Identify, in the records below, every line where the string "HAZEL" appears, and copy each such line.

── Raw data ──

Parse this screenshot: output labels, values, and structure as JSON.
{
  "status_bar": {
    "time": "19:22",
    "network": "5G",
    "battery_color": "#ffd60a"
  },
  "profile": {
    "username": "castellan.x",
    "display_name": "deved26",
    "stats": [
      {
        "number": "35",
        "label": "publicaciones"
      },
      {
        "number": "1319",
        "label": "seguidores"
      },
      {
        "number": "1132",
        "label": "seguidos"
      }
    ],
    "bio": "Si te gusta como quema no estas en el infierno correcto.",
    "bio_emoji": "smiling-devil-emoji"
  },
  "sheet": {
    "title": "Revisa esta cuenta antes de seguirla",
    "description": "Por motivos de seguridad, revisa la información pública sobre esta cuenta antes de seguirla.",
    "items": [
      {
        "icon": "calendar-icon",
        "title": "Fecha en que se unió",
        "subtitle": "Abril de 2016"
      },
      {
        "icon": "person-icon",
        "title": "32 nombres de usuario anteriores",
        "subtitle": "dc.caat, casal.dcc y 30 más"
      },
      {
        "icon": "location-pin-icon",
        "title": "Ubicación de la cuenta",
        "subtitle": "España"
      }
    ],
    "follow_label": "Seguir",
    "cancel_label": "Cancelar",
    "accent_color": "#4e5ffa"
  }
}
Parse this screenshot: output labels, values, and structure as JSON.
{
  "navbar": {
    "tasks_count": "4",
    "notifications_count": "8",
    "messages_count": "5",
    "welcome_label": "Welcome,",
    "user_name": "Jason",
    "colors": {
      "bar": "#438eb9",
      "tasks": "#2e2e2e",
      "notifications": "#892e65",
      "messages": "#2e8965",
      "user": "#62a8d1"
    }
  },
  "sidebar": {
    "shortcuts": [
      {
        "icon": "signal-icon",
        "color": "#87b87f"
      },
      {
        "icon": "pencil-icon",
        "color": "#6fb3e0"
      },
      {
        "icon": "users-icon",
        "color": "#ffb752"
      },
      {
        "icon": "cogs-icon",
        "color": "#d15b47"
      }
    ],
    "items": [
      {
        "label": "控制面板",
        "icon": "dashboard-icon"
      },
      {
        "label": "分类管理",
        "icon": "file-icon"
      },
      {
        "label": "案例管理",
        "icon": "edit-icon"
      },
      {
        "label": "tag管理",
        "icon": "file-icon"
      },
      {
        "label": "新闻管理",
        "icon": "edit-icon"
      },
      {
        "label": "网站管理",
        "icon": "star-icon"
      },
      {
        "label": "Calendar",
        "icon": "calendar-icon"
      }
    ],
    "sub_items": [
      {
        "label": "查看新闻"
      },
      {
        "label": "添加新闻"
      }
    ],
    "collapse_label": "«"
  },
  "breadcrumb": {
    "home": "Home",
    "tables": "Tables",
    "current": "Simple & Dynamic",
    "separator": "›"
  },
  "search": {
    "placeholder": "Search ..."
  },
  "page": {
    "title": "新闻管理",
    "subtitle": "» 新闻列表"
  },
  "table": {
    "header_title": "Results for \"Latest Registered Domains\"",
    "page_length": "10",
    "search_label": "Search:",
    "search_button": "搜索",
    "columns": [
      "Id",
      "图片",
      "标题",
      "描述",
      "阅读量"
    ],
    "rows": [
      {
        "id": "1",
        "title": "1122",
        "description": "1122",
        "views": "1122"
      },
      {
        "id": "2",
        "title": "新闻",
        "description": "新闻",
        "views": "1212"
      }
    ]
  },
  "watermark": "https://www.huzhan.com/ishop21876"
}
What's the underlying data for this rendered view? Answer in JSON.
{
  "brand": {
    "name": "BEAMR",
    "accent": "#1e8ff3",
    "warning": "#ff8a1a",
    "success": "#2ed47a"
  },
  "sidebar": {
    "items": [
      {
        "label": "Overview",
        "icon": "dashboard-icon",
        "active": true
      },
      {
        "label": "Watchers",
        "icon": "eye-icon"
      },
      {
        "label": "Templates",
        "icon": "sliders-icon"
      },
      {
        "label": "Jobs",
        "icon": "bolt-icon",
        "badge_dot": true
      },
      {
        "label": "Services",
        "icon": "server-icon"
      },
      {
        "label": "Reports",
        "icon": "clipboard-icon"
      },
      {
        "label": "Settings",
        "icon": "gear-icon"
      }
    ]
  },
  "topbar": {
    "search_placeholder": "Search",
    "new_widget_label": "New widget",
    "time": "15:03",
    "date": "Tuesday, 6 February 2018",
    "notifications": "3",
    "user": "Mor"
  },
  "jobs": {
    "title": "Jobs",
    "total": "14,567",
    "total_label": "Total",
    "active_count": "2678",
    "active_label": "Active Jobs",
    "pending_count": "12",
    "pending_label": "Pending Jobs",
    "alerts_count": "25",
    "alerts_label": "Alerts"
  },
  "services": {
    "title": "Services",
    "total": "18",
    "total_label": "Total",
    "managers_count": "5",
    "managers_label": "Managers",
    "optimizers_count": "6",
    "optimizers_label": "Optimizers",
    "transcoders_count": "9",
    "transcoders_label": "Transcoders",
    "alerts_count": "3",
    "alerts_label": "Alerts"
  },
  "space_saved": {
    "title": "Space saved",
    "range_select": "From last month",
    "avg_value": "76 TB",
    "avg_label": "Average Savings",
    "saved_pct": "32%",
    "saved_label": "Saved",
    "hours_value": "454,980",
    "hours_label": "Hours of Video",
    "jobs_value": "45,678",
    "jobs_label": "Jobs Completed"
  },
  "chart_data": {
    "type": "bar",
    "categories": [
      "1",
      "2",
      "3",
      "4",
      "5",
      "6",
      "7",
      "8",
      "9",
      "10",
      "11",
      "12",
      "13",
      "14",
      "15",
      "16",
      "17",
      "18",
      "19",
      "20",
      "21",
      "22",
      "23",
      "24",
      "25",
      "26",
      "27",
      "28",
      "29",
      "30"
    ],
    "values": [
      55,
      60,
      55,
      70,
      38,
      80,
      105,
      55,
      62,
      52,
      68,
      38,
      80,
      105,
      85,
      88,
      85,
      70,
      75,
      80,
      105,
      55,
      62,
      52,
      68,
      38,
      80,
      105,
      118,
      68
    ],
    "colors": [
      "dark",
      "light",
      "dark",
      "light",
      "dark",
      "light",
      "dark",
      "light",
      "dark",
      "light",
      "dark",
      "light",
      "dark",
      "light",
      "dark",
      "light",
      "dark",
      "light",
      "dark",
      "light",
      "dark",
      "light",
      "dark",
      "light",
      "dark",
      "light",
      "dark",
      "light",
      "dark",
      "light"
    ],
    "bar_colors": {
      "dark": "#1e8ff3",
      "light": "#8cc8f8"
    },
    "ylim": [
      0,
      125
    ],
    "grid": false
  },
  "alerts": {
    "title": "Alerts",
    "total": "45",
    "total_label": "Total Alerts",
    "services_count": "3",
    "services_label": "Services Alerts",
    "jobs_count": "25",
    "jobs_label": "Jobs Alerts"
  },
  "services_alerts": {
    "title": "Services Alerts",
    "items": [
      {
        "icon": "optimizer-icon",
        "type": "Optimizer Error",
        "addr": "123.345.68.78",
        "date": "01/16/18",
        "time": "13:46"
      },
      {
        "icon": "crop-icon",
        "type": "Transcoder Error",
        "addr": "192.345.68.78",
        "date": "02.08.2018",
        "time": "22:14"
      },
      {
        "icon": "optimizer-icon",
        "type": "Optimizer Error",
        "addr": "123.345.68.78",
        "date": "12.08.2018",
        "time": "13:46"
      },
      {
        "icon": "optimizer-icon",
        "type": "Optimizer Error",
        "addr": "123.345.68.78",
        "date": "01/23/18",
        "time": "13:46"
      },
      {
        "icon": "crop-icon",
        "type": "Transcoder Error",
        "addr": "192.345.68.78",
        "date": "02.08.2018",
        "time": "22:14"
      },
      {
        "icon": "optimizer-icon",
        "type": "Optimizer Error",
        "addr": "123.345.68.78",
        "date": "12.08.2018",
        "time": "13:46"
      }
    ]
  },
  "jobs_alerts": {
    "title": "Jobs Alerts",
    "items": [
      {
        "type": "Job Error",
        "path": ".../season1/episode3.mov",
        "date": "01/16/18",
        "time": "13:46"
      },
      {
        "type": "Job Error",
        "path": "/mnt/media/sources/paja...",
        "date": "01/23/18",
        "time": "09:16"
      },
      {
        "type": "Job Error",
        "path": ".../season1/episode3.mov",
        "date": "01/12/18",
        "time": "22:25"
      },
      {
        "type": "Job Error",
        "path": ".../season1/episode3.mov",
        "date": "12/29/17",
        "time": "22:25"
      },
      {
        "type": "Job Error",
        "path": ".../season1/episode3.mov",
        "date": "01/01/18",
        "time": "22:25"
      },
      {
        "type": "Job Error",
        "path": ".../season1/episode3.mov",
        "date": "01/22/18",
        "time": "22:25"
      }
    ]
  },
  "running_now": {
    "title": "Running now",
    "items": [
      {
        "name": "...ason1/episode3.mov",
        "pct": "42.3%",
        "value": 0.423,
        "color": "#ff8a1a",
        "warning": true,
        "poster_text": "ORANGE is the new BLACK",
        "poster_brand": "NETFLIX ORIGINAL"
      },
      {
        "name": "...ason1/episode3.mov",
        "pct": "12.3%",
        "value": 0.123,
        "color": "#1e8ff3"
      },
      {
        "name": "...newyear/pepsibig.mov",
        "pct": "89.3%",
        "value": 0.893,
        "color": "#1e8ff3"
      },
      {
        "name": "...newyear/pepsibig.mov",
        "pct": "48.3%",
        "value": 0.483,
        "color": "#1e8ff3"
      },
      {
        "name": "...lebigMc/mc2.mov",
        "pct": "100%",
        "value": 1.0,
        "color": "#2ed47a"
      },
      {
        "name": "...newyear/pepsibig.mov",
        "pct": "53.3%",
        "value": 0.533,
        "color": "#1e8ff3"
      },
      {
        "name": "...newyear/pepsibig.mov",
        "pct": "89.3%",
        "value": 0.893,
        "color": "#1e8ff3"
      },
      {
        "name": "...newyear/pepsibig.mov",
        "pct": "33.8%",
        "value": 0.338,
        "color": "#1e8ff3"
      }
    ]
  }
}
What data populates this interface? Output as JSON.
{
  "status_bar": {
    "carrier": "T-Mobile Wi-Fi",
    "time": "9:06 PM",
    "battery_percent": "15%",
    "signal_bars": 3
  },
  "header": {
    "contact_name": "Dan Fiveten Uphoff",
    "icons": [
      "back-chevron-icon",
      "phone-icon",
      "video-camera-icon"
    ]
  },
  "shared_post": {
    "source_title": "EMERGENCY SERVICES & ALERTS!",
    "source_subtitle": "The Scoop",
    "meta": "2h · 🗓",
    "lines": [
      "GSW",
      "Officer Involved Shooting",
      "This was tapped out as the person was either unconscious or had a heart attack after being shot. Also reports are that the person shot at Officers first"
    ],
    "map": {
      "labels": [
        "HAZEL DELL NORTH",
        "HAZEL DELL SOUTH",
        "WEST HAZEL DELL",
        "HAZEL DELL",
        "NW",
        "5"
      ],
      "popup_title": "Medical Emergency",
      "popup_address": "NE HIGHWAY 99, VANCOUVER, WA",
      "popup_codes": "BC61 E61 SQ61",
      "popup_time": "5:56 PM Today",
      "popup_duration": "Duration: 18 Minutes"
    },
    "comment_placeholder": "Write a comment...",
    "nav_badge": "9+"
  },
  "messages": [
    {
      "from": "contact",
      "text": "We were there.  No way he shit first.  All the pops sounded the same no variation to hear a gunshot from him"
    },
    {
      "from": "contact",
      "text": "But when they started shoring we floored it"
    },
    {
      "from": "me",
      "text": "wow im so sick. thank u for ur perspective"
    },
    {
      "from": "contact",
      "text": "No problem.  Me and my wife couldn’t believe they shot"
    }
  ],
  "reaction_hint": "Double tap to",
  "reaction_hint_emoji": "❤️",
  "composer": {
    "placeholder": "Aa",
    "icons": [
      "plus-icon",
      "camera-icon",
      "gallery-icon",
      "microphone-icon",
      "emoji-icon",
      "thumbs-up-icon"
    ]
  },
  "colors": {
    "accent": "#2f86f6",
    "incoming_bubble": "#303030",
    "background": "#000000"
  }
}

───

- **Task result**:
        "HAZEL DELL NORTH",
        "HAZEL DELL SOUTH",
        "WEST HAZEL DELL",
        "HAZEL DELL",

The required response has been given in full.